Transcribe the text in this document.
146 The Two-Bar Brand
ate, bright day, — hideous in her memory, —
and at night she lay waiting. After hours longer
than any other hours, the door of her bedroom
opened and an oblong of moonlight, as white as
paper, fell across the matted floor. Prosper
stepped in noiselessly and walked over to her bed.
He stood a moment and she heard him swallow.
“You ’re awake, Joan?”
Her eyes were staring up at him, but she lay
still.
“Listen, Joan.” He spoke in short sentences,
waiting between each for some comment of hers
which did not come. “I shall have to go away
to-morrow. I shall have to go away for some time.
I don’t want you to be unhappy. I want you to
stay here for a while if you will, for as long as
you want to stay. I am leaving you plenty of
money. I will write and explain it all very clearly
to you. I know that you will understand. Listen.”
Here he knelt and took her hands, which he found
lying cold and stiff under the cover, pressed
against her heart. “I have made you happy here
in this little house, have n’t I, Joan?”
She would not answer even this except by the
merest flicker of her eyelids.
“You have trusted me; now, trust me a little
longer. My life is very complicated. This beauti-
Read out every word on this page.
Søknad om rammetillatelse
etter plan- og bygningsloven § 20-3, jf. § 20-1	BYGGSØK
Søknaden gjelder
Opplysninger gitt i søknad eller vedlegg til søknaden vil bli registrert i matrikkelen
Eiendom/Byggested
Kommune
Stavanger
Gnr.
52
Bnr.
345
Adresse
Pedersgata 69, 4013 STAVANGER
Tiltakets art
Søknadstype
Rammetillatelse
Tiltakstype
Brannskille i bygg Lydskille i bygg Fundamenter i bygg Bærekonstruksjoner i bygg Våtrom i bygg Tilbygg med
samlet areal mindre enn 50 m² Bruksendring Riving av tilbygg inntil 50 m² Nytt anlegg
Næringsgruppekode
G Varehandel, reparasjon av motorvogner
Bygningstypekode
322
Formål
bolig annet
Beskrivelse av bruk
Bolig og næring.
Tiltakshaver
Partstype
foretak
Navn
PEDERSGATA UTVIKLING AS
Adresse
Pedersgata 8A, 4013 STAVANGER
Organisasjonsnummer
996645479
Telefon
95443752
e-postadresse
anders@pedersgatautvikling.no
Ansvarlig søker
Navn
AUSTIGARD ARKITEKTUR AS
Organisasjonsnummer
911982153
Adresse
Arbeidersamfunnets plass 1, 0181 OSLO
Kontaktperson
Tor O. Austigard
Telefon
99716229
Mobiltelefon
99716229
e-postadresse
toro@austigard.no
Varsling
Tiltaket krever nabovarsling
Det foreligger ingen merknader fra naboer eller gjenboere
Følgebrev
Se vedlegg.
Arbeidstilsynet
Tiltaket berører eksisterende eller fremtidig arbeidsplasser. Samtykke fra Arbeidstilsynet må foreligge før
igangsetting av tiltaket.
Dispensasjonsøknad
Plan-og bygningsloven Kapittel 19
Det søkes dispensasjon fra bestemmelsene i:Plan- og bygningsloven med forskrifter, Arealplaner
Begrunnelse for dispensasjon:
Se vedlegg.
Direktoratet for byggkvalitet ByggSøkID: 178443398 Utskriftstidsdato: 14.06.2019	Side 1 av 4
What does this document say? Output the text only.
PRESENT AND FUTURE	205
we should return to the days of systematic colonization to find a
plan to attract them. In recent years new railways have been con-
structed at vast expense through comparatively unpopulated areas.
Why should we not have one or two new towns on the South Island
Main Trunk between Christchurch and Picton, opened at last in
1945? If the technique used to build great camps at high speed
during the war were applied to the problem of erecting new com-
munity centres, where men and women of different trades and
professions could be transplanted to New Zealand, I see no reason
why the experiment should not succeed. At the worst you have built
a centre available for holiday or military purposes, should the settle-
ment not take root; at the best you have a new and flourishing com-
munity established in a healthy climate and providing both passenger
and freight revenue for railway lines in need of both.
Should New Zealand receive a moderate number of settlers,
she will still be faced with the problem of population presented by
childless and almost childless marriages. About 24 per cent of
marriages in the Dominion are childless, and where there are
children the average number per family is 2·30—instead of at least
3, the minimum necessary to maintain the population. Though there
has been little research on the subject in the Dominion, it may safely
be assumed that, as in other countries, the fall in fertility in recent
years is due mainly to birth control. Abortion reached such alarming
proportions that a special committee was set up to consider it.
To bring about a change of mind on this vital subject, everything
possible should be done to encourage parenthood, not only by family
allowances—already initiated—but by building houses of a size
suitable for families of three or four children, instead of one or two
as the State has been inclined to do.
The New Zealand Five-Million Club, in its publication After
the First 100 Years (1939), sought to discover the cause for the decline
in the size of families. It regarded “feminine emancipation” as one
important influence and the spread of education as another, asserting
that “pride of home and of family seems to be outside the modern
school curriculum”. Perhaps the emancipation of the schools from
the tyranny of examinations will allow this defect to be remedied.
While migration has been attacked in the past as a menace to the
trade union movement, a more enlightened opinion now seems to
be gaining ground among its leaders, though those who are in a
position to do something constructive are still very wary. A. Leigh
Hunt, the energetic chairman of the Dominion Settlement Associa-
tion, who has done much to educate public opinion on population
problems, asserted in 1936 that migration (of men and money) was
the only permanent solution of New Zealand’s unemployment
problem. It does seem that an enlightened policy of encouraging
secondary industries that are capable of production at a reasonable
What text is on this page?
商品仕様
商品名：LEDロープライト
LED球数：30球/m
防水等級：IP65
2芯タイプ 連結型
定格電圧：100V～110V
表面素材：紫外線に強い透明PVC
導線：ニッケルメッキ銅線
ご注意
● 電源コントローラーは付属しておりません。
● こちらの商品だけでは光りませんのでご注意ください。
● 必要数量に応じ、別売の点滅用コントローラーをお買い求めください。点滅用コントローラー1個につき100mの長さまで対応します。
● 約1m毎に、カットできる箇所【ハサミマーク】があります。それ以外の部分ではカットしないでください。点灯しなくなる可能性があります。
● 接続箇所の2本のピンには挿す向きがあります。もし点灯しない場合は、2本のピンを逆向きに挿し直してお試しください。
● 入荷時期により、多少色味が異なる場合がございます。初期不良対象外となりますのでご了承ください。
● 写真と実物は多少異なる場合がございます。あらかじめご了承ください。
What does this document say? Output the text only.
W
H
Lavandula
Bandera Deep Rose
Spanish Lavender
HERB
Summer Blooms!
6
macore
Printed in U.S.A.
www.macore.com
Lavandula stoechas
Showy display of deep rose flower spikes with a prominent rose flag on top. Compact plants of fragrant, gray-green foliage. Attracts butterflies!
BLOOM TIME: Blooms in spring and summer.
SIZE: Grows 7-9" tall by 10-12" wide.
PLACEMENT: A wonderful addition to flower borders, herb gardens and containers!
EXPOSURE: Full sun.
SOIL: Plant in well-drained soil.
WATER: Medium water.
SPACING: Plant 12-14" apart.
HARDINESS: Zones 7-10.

Work to be completed: The line containing "What text is on this page?" and every line after it, through the end of the records, should be repeated exactly and alone.

Result of the exercise:
What text is on this page?
商品仕様
商品名：LEDロープライト
LED球数：30球/m
防水等級：IP65
2芯タイプ 連結型
定格電圧：100V～110V
表面素材：紫外線に強い透明PVC
導線：ニッケルメッキ銅線
ご注意
● 電源コントローラーは付属しておりません。
● こちらの商品だけでは光りませんのでご注意ください。
● 必要数量に応じ、別売の点滅用コントローラーをお買い求めください。点滅用コントローラー1個につき100mの長さまで対応します。
● 約1m毎に、カットできる箇所【ハサミマーク】があります。それ以外の部分ではカットしないでください。点灯しなくなる可能性があります。
● 接続箇所の2本のピンには挿す向きがあります。もし点灯しない場合は、2本のピンを逆向きに挿し直してお試しください。
● 入荷時期により、多少色味が異なる場合がございます。初期不良対象外となりますのでご了承ください。
● 写真と実物は多少異なる場合がございます。あらかじめご了承ください。
What does this document say? Output the text only.
W
H
Lavandula
Bandera Deep Rose
Spanish Lavender
HERB
Summer Blooms!
6
macore
Printed in U.S.A.
www.macore.com
Lavandula stoechas
Showy display of deep rose flower spikes with a prominent rose flag on top. Compact plants of fragrant, gray-green foliage. Attracts butterflies!
BLOOM TIME: Blooms in spring and summer.
SIZE: Grows 7-9" tall by 10-12" wide.
PLACEMENT: A wonderful addition to flower borders, herb gardens and containers!
EXPOSURE: Full sun.
SOIL: Plant in well-drained soil.
WATER: Medium water.
SPACING: Plant 12-14" apart.
HARDINESS: Zones 7-10.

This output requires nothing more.